Extracted data entries
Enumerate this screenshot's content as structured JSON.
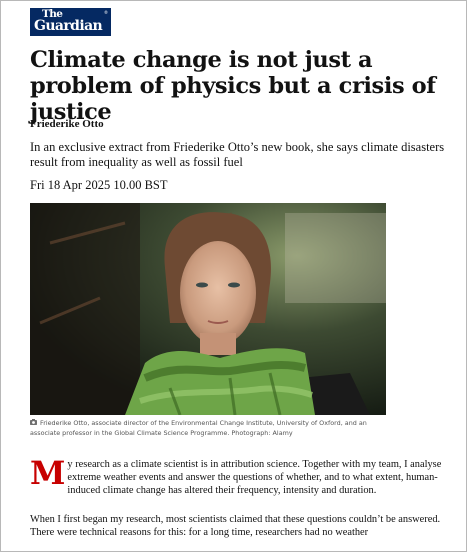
{
  "masthead": {
    "line1": "The",
    "line2": "Guardian",
    "mark": "®",
    "background": "#052962"
  },
  "article": {
    "headline": "Climate change is not just a problem of physics but a crisis of justice",
    "byline": "Friederike Otto",
    "standfirst": "In an exclusive extract from Friederike Otto’s new book, she says climate disasters result from inequality as well as fossil fuel",
    "dateline": "Fri 18 Apr 2025 10.00 BST",
    "image": {
      "icon": "camera-icon",
      "caption": "Friederike Otto, associate director of the Environmental Change Institute, University of Oxford, and an associate professor in the Global Climate Science Programme. Photograph: Alamy"
    },
    "body": {
      "dropcap": "M",
      "dropcap_color": "#c70000",
      "p1_rest": "y research as a climate scientist is in attribution science. Together with my team, I analyse extreme weather events and answer the questions of whether, and to what extent, human-induced climate change has altered their frequency, intensity and duration.",
      "p2": "When I first began my research, most scientists claimed that these questions couldn’t be answered. There were technical reasons for this: for a long time, researchers had no weather"
    }
  }
}
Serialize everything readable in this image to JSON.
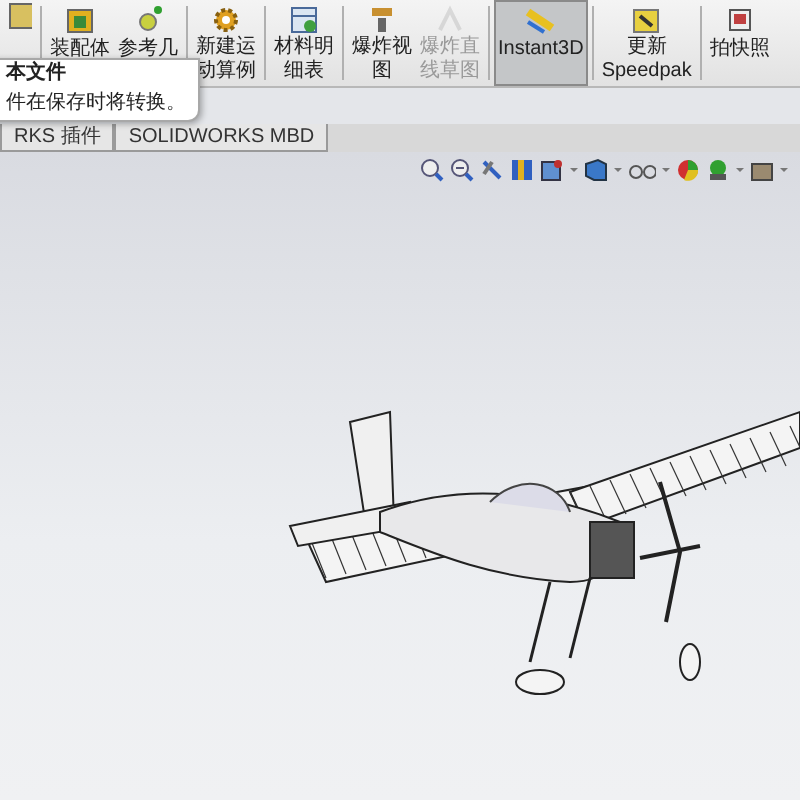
{
  "toolbar": {
    "buttons": [
      {
        "kind": "assembly",
        "lines": [
          "装配体"
        ],
        "selected": false,
        "disabled": false
      },
      {
        "kind": "reference",
        "lines": [
          "参考几"
        ],
        "selected": false,
        "disabled": false
      },
      {
        "kind": "motion",
        "lines": [
          "新建运",
          "动算例"
        ],
        "selected": false,
        "disabled": false
      },
      {
        "kind": "bom",
        "lines": [
          "材料明",
          "细表"
        ],
        "selected": false,
        "disabled": false
      },
      {
        "kind": "explode",
        "lines": [
          "爆炸视",
          "图"
        ],
        "selected": false,
        "disabled": false
      },
      {
        "kind": "sketch",
        "lines": [
          "爆炸直",
          "线草图"
        ],
        "selected": false,
        "disabled": true
      },
      {
        "kind": "instant3d",
        "lines": [
          "Instant3D"
        ],
        "selected": true,
        "disabled": false
      },
      {
        "kind": "speedpak",
        "lines": [
          "更新",
          "Speedpak"
        ],
        "selected": false,
        "disabled": false
      },
      {
        "kind": "snapshot",
        "lines": [
          "拍快照"
        ],
        "selected": false,
        "disabled": false
      }
    ]
  },
  "tabs": [
    {
      "label": "RKS 插件",
      "selected": false
    },
    {
      "label": "SOLIDWORKS MBD",
      "selected": false
    }
  ],
  "tooltip": {
    "title": "本文件",
    "text": "件在保存时将转换。"
  }
}
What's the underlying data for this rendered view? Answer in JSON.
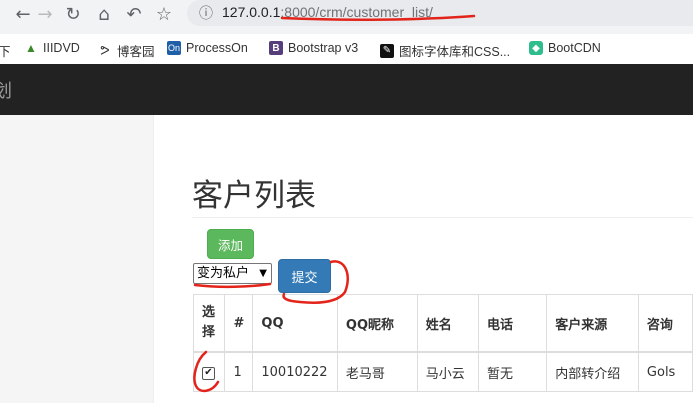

Task requirements
Provide solely the number of lines in the data that include the word "weather".

Correct response
2